* BEGIN *

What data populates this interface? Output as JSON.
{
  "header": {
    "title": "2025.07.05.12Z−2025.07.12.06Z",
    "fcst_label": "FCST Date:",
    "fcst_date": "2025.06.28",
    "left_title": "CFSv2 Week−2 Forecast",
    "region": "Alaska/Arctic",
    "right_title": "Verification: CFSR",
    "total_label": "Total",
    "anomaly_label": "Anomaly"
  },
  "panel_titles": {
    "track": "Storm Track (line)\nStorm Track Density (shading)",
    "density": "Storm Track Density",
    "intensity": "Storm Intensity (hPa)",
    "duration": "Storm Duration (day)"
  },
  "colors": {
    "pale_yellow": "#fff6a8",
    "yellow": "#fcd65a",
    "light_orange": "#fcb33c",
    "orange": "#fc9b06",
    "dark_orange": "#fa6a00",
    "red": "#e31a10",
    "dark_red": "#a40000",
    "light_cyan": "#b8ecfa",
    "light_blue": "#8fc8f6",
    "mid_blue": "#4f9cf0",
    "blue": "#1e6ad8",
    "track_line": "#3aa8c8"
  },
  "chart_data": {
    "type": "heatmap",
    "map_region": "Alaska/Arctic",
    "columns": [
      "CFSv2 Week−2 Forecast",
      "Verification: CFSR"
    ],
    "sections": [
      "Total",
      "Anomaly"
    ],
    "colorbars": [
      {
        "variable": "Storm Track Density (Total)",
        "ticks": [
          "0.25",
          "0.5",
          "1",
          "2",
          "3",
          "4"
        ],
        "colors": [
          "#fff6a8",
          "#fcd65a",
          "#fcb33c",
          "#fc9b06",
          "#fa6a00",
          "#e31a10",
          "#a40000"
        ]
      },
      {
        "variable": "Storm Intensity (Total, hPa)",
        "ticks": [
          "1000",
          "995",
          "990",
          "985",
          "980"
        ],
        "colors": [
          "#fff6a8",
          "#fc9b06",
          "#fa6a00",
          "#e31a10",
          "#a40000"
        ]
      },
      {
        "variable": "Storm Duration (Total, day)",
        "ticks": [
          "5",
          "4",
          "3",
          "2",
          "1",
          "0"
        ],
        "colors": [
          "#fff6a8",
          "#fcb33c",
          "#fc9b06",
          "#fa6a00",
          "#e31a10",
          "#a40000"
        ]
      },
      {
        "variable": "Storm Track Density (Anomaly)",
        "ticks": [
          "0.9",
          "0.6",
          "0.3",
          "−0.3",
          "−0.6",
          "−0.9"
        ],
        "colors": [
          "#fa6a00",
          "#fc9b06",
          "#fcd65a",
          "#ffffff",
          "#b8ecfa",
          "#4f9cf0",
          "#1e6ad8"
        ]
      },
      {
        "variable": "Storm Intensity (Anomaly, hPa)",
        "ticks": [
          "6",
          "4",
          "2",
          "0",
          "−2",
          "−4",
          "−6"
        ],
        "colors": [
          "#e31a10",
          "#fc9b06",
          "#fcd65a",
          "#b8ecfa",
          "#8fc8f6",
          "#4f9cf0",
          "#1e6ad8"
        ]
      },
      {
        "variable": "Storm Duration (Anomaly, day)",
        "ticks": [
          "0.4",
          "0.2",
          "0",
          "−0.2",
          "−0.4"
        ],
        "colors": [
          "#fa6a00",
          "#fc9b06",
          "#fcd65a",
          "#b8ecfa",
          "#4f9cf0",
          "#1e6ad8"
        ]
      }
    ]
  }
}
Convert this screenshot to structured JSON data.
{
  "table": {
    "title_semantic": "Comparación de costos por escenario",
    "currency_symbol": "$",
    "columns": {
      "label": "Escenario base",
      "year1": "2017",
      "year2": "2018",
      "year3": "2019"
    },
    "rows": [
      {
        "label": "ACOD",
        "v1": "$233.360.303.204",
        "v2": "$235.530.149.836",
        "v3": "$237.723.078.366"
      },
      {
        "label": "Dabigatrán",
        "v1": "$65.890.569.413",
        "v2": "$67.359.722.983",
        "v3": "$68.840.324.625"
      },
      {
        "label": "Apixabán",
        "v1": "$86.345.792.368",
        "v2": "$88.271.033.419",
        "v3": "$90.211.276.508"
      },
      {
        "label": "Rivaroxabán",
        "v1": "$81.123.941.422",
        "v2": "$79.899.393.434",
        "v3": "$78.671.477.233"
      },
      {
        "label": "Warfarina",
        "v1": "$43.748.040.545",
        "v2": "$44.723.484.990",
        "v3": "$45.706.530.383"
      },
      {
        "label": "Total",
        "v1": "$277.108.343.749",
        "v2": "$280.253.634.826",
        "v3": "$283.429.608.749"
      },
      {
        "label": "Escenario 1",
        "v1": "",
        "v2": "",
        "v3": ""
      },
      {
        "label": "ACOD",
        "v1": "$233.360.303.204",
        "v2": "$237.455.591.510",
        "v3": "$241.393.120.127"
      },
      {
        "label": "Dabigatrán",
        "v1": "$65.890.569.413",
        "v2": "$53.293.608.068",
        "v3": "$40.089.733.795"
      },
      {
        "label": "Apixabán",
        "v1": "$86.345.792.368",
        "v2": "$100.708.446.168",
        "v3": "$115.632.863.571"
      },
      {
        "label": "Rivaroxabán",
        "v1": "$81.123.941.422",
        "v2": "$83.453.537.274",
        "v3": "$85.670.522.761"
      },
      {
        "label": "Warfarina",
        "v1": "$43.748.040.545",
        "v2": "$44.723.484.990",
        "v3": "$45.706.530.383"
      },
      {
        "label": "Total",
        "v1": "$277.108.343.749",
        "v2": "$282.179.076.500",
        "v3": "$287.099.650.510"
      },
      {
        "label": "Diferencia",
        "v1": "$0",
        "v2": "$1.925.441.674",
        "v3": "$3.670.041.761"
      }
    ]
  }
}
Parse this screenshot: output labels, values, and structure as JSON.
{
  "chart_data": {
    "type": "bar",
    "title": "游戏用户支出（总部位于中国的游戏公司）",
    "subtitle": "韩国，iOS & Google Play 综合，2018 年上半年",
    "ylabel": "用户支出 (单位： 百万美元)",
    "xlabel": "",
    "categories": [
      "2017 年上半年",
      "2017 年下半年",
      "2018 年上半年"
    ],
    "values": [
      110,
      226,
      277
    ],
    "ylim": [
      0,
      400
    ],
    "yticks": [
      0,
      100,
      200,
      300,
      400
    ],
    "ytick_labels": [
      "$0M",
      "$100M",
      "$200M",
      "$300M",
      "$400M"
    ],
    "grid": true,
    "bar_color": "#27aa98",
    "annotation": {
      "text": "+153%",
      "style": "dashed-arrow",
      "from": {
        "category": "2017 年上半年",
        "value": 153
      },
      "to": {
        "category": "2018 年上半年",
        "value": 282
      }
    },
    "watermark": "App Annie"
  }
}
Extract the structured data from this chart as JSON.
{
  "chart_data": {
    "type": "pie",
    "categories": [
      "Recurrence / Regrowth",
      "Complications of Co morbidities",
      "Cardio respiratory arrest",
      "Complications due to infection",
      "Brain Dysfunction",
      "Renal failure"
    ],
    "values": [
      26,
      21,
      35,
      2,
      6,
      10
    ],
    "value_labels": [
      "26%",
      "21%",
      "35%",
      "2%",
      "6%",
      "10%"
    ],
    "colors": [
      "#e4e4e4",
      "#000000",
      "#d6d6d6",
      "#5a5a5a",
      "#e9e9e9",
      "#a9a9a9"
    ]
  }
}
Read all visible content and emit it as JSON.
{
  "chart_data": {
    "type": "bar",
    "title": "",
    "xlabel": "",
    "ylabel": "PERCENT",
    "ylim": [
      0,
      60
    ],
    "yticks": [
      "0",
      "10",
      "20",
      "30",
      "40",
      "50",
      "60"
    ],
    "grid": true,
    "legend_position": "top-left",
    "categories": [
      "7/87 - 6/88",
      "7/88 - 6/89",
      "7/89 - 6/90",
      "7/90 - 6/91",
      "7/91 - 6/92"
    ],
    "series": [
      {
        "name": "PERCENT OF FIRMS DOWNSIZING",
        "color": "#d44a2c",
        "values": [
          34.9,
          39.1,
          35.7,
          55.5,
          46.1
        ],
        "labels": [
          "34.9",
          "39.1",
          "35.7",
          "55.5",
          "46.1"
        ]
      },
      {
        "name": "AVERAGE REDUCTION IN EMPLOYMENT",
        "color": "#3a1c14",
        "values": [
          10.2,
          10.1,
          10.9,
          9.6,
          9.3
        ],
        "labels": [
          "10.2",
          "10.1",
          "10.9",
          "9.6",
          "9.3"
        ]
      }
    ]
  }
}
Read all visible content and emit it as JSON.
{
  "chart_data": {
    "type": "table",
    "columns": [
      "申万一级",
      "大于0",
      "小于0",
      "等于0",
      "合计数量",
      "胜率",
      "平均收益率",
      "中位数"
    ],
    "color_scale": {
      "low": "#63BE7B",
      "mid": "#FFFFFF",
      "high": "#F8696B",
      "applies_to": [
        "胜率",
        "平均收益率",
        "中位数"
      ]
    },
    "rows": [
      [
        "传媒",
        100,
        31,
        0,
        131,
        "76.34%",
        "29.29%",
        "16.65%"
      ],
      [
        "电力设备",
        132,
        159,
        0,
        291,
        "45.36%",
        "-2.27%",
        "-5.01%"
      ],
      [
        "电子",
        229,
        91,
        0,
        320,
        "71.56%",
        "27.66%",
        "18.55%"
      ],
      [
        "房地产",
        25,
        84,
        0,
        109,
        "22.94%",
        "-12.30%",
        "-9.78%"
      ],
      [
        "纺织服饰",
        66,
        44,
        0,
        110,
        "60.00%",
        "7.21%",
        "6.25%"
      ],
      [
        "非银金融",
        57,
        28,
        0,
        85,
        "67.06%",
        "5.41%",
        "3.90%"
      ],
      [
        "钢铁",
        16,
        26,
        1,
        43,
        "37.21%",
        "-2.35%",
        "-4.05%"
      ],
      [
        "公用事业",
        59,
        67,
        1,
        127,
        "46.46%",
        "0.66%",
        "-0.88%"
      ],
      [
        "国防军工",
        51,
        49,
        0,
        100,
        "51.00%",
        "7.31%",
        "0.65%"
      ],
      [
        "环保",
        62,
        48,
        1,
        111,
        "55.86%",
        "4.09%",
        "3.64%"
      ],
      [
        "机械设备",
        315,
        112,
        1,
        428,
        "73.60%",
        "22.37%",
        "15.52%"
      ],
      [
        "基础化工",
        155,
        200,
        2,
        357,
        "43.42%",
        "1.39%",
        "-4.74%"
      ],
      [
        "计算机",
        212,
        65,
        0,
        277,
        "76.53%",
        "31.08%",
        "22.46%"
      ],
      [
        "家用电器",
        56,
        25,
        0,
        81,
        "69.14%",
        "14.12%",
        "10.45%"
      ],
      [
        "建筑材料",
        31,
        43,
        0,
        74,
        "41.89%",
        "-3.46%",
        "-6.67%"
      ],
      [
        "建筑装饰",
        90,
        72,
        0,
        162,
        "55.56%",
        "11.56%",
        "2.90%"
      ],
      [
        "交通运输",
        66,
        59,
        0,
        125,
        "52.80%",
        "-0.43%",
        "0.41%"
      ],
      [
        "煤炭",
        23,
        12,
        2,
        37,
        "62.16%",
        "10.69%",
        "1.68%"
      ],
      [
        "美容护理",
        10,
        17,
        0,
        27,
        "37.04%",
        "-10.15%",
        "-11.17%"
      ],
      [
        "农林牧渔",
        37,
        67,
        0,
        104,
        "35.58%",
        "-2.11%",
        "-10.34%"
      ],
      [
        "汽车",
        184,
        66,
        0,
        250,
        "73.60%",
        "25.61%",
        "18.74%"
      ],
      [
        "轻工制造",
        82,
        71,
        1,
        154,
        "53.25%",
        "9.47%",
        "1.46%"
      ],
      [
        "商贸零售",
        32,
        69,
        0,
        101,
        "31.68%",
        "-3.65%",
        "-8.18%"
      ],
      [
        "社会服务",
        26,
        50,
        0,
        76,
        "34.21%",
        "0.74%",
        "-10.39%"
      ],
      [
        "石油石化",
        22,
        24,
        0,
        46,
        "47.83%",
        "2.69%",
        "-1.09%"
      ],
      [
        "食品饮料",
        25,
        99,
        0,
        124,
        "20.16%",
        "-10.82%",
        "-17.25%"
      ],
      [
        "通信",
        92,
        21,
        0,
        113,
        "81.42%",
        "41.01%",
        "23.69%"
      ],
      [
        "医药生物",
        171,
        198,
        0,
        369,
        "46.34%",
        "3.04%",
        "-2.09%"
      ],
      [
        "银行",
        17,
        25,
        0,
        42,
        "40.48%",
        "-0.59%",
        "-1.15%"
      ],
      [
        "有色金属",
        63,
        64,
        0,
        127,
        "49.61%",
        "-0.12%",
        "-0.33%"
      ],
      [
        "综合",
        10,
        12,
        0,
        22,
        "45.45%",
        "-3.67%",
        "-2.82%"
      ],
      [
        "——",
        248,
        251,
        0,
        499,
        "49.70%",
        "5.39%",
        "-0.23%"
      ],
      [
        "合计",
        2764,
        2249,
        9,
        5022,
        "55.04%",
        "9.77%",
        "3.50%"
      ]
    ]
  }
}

* END *

| Problem requirements |
Show every line in the entries where the string "screenshot" occurs.

| Exercise answer |
Convert this screenshot to structured JSON data.
Parse this screenshot: output labels, values, and structure as JSON.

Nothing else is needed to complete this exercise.